• **Input data**:

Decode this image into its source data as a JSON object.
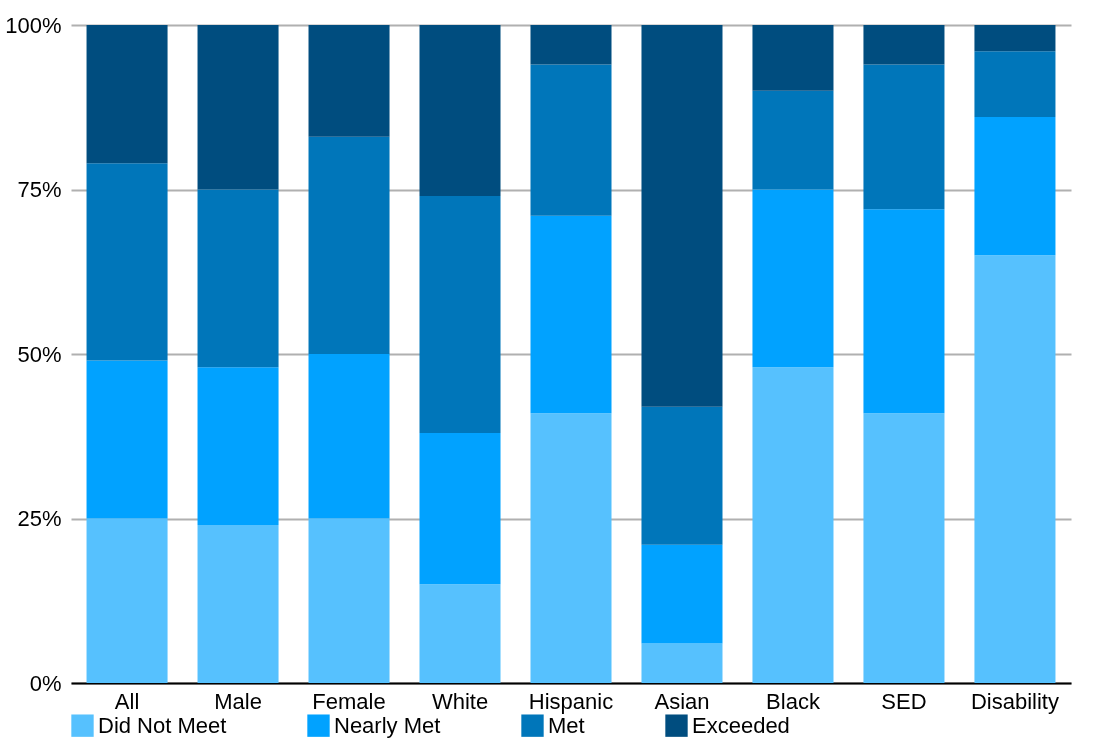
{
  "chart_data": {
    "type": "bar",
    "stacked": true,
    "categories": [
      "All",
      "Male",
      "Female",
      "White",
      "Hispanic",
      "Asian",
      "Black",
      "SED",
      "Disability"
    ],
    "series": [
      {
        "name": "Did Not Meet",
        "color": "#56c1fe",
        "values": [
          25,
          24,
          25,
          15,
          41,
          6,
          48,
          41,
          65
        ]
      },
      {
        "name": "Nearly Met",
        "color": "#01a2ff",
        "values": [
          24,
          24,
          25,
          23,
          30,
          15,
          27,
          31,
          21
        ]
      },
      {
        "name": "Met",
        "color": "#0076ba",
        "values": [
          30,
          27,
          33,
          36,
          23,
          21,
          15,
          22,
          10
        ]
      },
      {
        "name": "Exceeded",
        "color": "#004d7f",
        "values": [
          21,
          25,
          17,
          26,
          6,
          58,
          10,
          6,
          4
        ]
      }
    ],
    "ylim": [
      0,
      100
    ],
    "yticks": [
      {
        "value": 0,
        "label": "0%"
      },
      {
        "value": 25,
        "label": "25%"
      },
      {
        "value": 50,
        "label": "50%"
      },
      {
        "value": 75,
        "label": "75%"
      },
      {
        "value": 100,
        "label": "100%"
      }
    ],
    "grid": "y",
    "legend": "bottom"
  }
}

• **What the task asks**: Scan the material above for the word "color". Copy each line where it occurs.

• **Problem solution**:
        "color": "#56c1fe",
        "color": "#01a2ff",
        "color": "#0076ba",
        "color": "#004d7f",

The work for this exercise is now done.